Recorded data
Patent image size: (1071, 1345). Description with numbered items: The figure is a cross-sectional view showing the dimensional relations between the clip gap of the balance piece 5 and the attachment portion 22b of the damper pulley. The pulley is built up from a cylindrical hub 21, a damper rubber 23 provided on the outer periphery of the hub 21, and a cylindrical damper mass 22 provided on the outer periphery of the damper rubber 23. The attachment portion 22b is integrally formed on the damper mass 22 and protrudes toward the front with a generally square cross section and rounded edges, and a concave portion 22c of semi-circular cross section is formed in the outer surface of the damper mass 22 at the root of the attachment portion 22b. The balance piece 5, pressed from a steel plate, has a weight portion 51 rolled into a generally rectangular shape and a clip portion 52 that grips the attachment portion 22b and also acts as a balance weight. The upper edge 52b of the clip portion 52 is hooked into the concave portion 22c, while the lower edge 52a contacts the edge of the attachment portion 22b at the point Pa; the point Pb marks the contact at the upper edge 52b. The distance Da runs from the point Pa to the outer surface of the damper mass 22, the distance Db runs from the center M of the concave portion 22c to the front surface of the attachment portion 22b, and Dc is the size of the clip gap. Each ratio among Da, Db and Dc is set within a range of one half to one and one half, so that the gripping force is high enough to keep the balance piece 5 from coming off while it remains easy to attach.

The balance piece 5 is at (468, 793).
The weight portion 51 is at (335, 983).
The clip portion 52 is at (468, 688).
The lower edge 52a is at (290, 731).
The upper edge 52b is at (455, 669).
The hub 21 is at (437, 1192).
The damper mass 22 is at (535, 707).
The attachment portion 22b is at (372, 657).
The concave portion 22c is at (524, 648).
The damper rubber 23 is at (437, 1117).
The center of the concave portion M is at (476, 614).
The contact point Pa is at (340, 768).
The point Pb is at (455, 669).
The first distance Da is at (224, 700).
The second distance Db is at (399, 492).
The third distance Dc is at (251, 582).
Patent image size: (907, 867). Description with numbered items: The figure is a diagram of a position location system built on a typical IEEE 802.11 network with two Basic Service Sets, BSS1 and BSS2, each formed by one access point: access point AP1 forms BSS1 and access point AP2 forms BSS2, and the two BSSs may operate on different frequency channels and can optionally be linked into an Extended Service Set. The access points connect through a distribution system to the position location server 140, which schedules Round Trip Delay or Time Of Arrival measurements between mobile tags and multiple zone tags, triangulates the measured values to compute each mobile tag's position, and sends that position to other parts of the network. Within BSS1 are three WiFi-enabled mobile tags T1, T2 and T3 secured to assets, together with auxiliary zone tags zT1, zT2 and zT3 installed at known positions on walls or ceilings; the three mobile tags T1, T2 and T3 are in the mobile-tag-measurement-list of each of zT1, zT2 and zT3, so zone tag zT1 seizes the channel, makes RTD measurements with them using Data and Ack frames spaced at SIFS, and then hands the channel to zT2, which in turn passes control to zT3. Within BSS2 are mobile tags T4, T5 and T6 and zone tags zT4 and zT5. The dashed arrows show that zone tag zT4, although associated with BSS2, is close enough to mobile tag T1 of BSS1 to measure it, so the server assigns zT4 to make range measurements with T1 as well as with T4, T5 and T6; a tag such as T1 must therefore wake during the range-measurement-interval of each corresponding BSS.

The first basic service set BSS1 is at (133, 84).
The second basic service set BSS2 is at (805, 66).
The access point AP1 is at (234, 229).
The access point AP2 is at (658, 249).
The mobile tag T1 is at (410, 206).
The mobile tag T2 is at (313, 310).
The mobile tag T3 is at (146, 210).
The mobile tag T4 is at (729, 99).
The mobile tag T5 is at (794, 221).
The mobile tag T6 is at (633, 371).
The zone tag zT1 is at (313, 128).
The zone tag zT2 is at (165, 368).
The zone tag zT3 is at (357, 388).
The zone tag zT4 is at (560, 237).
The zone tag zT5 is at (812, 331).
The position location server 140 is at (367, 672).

Written exercise
Write out all of the data above again, line for line and word for word.

Response below
Patent image size: (1071, 1345). Description with numbered items: The figure is a cross-sectional view showing the dimensional relations between the clip gap of the balance piece 5 and the attachment portion 22b of the damper pulley. The pulley is built up from a cylindrical hub 21, a damper rubber 23 provided on the outer periphery of the hub 21, and a cylindrical damper mass 22 provided on the outer periphery of the damper rubber 23. The attachment portion 22b is integrally formed on the damper mass 22 and protrudes toward the front with a generally square cross section and rounded edges, and a concave portion 22c of semi-circular cross section is formed in the outer surface of the damper mass 22 at the root of the attachment portion 22b. The balance piece 5, pressed from a steel plate, has a weight portion 51 rolled into a generally rectangular shape and a clip portion 52 that grips the attachment portion 22b and also acts as a balance weight. The upper edge 52b of the clip portion 52 is hooked into the concave portion 22c, while the lower edge 52a contacts the edge of the attachment portion 22b at the point Pa; the point Pb marks the contact at the upper edge 52b. The distance Da runs from the point Pa to the outer surface of the damper mass 22, the distance Db runs from the center M of the concave portion 22c to the front surface of the attachment portion 22b, and Dc is the size of the clip gap. Each ratio among Da, Db and Dc is set within a range of one half to one and one half, so that the gripping force is high enough to keep the balance piece 5 from coming off while it remains easy to attach.

The balance piece 5 is at (468, 793).
The weight portion 51 is at (335, 983).
The clip portion 52 is at (468, 688).
The lower edge 52a is at (290, 731).
The upper edge 52b is at (455, 669).
The hub 21 is at (437, 1192).
The damper mass 22 is at (535, 707).
The attachment portion 22b is at (372, 657).
The concave portion 22c is at (524, 648).
The damper rubber 23 is at (437, 1117).
The center of the concave portion M is at (476, 614).
The contact point Pa is at (340, 768).
The point Pb is at (455, 669).
The first distance Da is at (224, 700).
The second distance Db is at (399, 492).
The third distance Dc is at (251, 582).
Patent image size: (907, 867). Description with numbered items: The figure is a diagram of a position location system built on a typical IEEE 802.11 network with two Basic Service Sets, BSS1 and BSS2, each formed by one access point: access point AP1 forms BSS1 and access point AP2 forms BSS2, and the two BSSs may operate on different frequency channels and can optionally be linked into an Extended Service Set. The access points connect through a distribution system to the position location server 140, which schedules Round Trip Delay or Time Of Arrival measurements between mobile tags and multiple zone tags, triangulates the measured values to compute each mobile tag's position, and sends that position to other parts of the network. Within BSS1 are three WiFi-enabled mobile tags T1, T2 and T3 secured to assets, together with auxiliary zone tags zT1, zT2 and zT3 installed at known positions on walls or ceilings; the three mobile tags T1, T2 and T3 are in the mobile-tag-measurement-list of each of zT1, zT2 and zT3, so zone tag zT1 seizes the channel, makes RTD measurements with them using Data and Ack frames spaced at SIFS, and then hands the channel to zT2, which in turn passes control to zT3. Within BSS2 are mobile tags T4, T5 and T6 and zone tags zT4 and zT5. The dashed arrows show that zone tag zT4, although associated with BSS2, is close enough to mobile tag T1 of BSS1 to measure it, so the server assigns zT4 to make range measurements with T1 as well as with T4, T5 and T6; a tag such as T1 must therefore wake during the range-measurement-interval of each corresponding BSS.

The first basic service set BSS1 is at (133, 84).
The second basic service set BSS2 is at (805, 66).
The access point AP1 is at (234, 229).
The access point AP2 is at (658, 249).
The mobile tag T1 is at (410, 206).
The mobile tag T2 is at (313, 310).
The mobile tag T3 is at (146, 210).
The mobile tag T4 is at (729, 99).
The mobile tag T5 is at (794, 221).
The mobile tag T6 is at (633, 371).
The zone tag zT1 is at (313, 128).
The zone tag zT2 is at (165, 368).
The zone tag zT3 is at (357, 388).
The zone tag zT4 is at (560, 237).
The zone tag zT5 is at (812, 331).
The position location server 140 is at (367, 672).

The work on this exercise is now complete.